[Collected data]
** Start **

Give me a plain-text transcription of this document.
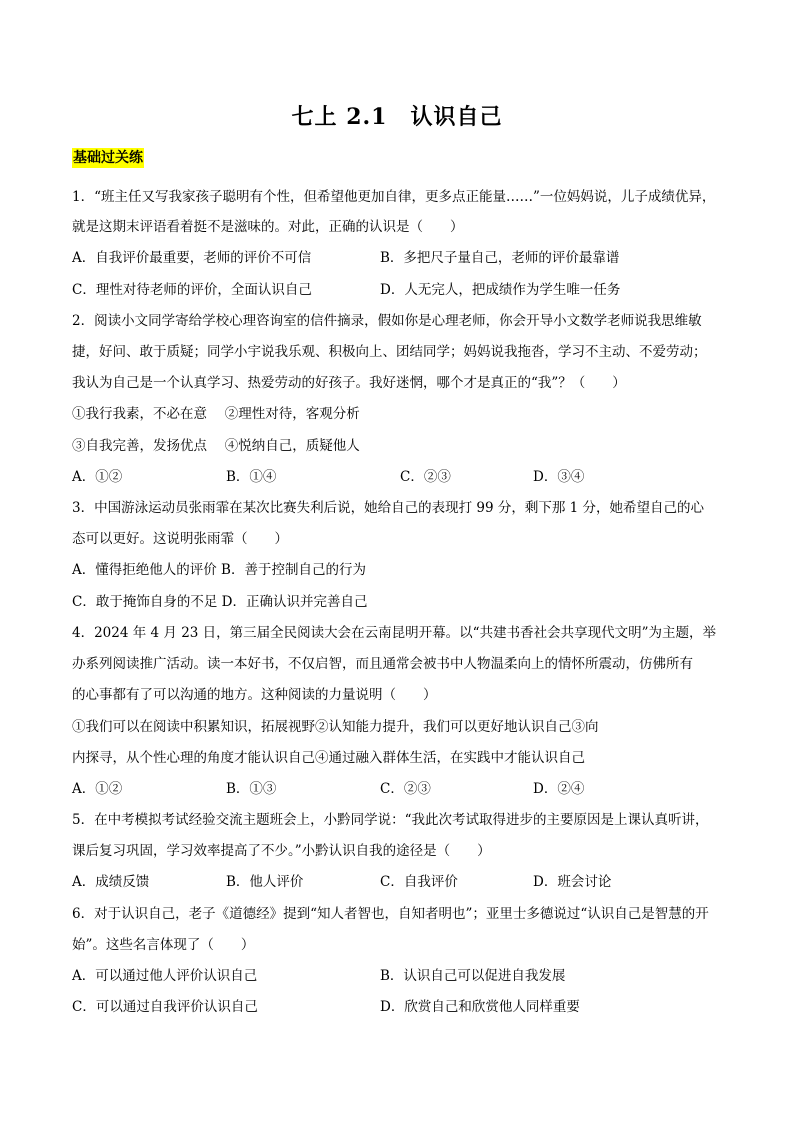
七上 2.1　认识自己
基础过关练
1．“班主任又写我家孩子聪明有个性，但希望他更加自律，更多点正能量……”一位妈妈说，儿子成绩优异，
就是这期末评语看着挺不是滋味的。对此，正确的认识是（　　）
A．自我评价最重要，老师的评价不可信	B．多把尺子量自己，老师的评价最靠谱
C．理性对待老师的评价，全面认识自己	D．人无完人，把成绩作为学生唯一任务
2．阅读小文同学寄给学校心理咨询室的信件摘录，假如你是心理老师，你会开导小文数学老师说我思维敏
捷，好问、敢于质疑；同学小宇说我乐观、积极向上、团结同学；妈妈说我拖沓，学习不主动、不爱劳动；
我认为自己是一个认真学习、热爱劳动的好孩子。我好迷惘，哪个才是真正的“我”？（　　）
①我行我素，不必在意　 ②理性对待，客观分析
③自我完善，发扬优点　 ④悦纳自己，质疑他人
A．①②	B．①④	C．②③	D．③④
3．中国游泳运动员张雨霏在某次比赛失利后说，她给自己的表现打 99 分，剩下那 1 分，她希望自己的心
态可以更好。这说明张雨霏（　　）
A．懂得拒绝他人的评价 B．善于控制自己的行为
C．敢于掩饰自身的不足 D．正确认识并完善自己
4．2024 年 4 月 23 日，第三届全民阅读大会在云南昆明开幕。以“共建书香社会共享现代文明”为主题，举
办系列阅读推广活动。读一本好书，不仅启智，而且通常会被书中人物温柔向上的情怀所震动，仿佛所有
的心事都有了可以沟通的地方。这种阅读的力量说明（　　）
①我们可以在阅读中积累知识，拓展视野②认知能力提升，我们可以更好地认识自己③向
内探寻，从个性心理的角度才能认识自己④通过融入群体生活，在实践中才能认识自己
A．①②	B．①③	C．②③	D．②④
5．在中考模拟考试经验交流主题班会上，小黔同学说：“我此次考试取得进步的主要原因是上课认真听讲，
课后复习巩固，学习效率提高了不少。”小黔认识自我的途径是（　　）
A．成绩反馈	B．他人评价	C．自我评价	D．班会讨论
6．对于认识自己，老子《道德经》提到“知人者智也，自知者明也”；亚里士多德说过“认识自己是智慧的开
始”。这些名言体现了（　　）
A．可以通过他人评价认识自己	B．认识自己可以促进自我发展
C．可以通过自我评价认识自己	D．欣赏自己和欣赏他人同样重要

** End **

* **Exercise**: Go through the entries above and output them exactly, without pictures.

* **Exercise output**:
Give me a plain-text transcription of this document.
七上 2.1　认识自己
基础过关练
1．“班主任又写我家孩子聪明有个性，但希望他更加自律，更多点正能量……”一位妈妈说，儿子成绩优异，
就是这期末评语看着挺不是滋味的。对此，正确的认识是（　　）
A．自我评价最重要，老师的评价不可信	B．多把尺子量自己，老师的评价最靠谱
C．理性对待老师的评价，全面认识自己	D．人无完人，把成绩作为学生唯一任务
2．阅读小文同学寄给学校心理咨询室的信件摘录，假如你是心理老师，你会开导小文数学老师说我思维敏
捷，好问、敢于质疑；同学小宇说我乐观、积极向上、团结同学；妈妈说我拖沓，学习不主动、不爱劳动；
我认为自己是一个认真学习、热爱劳动的好孩子。我好迷惘，哪个才是真正的“我”？（　　）
①我行我素，不必在意　 ②理性对待，客观分析
③自我完善，发扬优点　 ④悦纳自己，质疑他人
A．①②	B．①④	C．②③	D．③④
3．中国游泳运动员张雨霏在某次比赛失利后说，她给自己的表现打 99 分，剩下那 1 分，她希望自己的心
态可以更好。这说明张雨霏（　　）
A．懂得拒绝他人的评价 B．善于控制自己的行为
C．敢于掩饰自身的不足 D．正确认识并完善自己
4．2024 年 4 月 23 日，第三届全民阅读大会在云南昆明开幕。以“共建书香社会共享现代文明”为主题，举
办系列阅读推广活动。读一本好书，不仅启智，而且通常会被书中人物温柔向上的情怀所震动，仿佛所有
的心事都有了可以沟通的地方。这种阅读的力量说明（　　）
①我们可以在阅读中积累知识，拓展视野②认知能力提升，我们可以更好地认识自己③向
内探寻，从个性心理的角度才能认识自己④通过融入群体生活，在实践中才能认识自己
A．①②	B．①③	C．②③	D．②④
5．在中考模拟考试经验交流主题班会上，小黔同学说：“我此次考试取得进步的主要原因是上课认真听讲，
课后复习巩固，学习效率提高了不少。”小黔认识自我的途径是（　　）
A．成绩反馈	B．他人评价	C．自我评价	D．班会讨论
6．对于认识自己，老子《道德经》提到“知人者智也，自知者明也”；亚里士多德说过“认识自己是智慧的开
始”。这些名言体现了（　　）
A．可以通过他人评价认识自己	B．认识自己可以促进自我发展
C．可以通过自我评价认识自己	D．欣赏自己和欣赏他人同样重要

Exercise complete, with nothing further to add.